- The exercise
Quote the rows from the start through the line containing "vocabulary-cell [498,71,633,174]", both ends included, repeating each line unchanged.

- Available data
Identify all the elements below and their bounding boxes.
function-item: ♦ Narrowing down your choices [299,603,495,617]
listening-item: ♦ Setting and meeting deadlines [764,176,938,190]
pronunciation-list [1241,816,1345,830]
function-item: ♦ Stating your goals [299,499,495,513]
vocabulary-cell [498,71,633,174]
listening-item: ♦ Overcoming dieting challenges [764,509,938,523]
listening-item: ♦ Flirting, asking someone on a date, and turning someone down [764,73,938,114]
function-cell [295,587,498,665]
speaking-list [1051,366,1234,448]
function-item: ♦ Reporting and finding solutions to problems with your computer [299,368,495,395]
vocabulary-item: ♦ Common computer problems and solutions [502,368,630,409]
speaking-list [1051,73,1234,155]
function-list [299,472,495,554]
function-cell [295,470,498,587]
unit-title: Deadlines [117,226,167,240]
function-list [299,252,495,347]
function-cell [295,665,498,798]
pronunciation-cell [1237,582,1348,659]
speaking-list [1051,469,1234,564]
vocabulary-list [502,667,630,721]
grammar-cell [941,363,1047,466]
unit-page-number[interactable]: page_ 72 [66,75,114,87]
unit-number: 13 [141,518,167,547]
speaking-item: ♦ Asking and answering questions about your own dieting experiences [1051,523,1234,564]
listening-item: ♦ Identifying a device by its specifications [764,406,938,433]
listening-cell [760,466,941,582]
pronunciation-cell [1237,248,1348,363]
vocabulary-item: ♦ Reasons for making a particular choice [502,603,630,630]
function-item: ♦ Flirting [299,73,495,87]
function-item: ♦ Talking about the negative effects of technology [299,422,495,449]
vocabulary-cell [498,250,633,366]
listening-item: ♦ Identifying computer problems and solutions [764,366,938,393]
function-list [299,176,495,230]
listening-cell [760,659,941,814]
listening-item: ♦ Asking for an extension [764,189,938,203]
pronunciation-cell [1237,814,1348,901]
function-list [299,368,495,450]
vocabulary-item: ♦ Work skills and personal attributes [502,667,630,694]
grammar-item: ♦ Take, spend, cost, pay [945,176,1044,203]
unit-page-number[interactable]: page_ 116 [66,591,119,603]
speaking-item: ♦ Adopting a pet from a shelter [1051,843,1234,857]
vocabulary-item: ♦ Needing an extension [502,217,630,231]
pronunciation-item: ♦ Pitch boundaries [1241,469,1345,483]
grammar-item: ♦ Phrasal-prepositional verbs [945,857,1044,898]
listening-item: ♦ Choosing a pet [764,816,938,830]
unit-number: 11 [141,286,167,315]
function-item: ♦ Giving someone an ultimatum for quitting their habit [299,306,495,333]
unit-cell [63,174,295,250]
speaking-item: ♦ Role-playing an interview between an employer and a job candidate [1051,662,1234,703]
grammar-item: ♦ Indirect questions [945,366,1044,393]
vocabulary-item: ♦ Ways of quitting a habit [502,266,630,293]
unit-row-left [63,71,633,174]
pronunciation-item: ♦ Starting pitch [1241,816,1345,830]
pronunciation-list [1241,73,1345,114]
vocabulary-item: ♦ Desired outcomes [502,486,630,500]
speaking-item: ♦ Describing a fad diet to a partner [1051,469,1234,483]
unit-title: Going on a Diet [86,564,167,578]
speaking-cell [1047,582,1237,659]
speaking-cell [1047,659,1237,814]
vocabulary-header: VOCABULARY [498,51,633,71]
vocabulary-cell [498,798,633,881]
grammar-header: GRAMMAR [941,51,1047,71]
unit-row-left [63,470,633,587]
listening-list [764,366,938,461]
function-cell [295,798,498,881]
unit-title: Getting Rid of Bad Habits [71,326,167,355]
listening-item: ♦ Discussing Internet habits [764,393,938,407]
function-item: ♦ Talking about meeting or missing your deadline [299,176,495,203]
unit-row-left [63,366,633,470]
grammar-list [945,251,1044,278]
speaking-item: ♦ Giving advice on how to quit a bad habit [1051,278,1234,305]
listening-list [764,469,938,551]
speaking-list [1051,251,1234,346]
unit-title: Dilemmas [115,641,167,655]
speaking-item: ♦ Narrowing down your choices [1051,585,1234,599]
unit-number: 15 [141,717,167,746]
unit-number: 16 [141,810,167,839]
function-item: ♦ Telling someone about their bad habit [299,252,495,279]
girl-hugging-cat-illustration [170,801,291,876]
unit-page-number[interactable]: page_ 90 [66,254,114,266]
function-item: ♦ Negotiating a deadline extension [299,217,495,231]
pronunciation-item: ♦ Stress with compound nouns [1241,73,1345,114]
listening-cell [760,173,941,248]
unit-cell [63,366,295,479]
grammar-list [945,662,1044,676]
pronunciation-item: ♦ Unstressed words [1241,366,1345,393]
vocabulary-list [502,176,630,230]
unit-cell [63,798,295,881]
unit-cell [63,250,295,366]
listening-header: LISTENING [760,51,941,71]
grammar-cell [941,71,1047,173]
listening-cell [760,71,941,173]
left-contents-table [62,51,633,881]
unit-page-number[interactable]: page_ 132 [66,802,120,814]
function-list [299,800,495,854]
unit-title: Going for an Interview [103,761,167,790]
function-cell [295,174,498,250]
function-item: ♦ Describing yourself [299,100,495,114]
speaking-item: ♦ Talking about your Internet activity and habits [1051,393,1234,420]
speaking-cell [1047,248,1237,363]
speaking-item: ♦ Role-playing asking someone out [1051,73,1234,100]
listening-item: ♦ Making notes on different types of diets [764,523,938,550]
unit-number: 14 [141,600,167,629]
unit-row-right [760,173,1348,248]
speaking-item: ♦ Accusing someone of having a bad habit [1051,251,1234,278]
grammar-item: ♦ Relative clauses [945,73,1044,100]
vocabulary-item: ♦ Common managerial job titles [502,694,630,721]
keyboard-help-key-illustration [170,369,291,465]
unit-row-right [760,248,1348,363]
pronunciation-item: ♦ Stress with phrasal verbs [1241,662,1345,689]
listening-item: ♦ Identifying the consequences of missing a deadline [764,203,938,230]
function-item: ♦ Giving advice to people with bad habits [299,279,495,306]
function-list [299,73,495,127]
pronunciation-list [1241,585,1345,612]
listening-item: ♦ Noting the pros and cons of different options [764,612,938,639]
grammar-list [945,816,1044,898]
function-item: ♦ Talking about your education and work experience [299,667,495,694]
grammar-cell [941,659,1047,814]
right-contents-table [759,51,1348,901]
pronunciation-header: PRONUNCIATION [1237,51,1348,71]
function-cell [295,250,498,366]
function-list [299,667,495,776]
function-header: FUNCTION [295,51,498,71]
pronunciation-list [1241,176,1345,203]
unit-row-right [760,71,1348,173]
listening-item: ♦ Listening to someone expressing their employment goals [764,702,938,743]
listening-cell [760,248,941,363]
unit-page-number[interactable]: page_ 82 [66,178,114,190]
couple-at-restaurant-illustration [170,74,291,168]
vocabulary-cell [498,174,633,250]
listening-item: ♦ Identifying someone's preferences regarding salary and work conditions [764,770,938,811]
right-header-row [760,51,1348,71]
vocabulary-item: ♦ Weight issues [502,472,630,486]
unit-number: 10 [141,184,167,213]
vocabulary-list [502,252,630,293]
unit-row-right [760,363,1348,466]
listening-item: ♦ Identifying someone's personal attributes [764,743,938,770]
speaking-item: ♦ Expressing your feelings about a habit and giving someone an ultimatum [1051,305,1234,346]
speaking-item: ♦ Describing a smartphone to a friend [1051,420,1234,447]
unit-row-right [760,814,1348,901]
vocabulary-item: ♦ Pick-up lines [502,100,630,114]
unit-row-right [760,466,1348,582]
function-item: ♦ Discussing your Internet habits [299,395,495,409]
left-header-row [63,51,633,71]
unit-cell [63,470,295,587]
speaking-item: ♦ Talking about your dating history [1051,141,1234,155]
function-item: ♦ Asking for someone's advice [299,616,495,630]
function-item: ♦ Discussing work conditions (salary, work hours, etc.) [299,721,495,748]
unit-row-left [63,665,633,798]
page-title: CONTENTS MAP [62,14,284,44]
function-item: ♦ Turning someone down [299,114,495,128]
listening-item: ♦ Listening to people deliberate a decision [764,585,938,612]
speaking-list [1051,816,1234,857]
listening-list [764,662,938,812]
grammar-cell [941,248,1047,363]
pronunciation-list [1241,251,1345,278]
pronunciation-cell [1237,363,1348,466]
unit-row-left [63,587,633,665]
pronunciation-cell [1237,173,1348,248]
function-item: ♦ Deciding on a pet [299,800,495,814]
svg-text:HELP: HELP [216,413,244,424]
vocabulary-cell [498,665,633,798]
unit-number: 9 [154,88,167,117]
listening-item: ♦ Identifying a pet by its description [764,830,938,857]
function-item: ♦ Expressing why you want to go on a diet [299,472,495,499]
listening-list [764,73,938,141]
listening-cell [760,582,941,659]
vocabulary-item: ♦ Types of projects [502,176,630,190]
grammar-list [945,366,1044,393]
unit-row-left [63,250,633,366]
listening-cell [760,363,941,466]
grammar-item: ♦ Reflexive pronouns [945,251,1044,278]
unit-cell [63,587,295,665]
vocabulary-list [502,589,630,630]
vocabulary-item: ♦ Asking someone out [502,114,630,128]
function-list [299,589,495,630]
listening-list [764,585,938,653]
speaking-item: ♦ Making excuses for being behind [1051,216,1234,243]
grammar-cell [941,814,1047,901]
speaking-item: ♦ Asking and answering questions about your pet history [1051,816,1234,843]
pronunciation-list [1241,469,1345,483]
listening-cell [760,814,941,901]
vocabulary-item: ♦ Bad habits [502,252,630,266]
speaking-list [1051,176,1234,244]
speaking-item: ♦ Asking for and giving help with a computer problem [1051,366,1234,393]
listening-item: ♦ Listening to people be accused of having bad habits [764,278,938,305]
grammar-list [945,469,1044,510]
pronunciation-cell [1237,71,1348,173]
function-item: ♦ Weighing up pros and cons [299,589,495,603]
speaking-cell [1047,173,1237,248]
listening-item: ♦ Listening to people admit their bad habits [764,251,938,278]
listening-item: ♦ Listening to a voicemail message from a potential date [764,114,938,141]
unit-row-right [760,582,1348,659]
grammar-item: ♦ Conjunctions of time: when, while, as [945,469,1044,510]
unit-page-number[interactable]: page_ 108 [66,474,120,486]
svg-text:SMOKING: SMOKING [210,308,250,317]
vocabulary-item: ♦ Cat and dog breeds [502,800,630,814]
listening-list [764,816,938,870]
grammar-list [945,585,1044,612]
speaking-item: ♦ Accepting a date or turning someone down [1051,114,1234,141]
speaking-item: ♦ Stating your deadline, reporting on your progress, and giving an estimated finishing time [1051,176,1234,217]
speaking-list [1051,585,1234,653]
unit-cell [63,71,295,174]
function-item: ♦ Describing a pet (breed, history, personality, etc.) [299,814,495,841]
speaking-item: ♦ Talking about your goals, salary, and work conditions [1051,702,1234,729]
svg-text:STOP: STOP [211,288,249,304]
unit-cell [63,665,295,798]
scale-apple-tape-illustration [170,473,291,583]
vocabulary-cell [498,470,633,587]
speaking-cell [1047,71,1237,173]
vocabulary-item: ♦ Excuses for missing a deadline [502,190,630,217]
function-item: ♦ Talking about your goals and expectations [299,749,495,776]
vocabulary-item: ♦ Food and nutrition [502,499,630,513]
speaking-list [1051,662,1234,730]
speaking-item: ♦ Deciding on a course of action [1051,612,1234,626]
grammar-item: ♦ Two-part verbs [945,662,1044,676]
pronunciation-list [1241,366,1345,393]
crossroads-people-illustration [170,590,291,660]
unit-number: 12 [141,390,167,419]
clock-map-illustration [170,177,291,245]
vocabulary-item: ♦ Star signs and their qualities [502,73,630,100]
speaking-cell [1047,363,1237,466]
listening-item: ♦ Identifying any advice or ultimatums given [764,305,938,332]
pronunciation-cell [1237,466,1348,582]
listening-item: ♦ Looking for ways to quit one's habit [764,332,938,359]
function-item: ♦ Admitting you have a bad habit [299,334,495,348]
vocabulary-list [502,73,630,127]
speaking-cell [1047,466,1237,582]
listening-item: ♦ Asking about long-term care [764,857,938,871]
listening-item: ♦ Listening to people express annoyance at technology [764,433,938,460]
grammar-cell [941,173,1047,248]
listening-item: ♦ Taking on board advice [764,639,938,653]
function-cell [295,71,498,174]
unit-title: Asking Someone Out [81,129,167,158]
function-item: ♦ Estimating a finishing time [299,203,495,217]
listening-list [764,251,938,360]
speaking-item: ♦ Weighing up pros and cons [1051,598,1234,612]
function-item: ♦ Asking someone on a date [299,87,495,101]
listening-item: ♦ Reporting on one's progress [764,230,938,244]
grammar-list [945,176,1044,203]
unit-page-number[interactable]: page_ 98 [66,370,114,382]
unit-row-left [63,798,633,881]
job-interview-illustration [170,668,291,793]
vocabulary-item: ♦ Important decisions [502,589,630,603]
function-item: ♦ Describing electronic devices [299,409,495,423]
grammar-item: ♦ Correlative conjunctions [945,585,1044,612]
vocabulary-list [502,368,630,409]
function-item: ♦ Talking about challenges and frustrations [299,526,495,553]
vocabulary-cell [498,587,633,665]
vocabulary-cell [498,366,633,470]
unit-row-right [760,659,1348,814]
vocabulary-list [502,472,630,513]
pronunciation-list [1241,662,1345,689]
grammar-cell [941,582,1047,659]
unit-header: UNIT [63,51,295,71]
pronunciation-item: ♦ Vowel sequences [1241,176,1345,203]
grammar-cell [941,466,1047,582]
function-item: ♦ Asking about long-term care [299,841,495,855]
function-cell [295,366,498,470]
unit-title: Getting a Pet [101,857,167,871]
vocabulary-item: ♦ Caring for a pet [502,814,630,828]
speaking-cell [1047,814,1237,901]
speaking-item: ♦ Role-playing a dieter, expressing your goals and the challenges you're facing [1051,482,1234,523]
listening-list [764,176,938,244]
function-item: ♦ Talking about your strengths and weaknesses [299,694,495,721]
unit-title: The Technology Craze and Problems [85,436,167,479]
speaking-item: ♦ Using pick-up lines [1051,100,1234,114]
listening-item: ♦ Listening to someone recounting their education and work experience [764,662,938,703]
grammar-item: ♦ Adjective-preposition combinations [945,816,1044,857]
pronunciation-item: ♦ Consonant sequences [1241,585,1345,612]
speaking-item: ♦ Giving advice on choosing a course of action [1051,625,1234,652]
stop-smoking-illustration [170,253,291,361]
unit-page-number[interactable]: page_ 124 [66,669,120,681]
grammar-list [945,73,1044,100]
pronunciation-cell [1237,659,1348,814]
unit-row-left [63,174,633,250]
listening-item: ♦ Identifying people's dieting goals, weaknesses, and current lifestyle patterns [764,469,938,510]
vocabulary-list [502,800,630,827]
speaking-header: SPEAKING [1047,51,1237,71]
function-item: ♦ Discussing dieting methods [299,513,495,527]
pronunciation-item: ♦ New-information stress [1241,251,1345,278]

- Solution to the exercise
Identify all the elements below and their bounding boxes.
function-item: ♦ Narrowing down your choices [299,603,495,617]
listening-item: ♦ Setting and meeting deadlines [764,176,938,190]
pronunciation-list [1241,816,1345,830]
function-item: ♦ Stating your goals [299,499,495,513]
vocabulary-cell [498,71,633,174]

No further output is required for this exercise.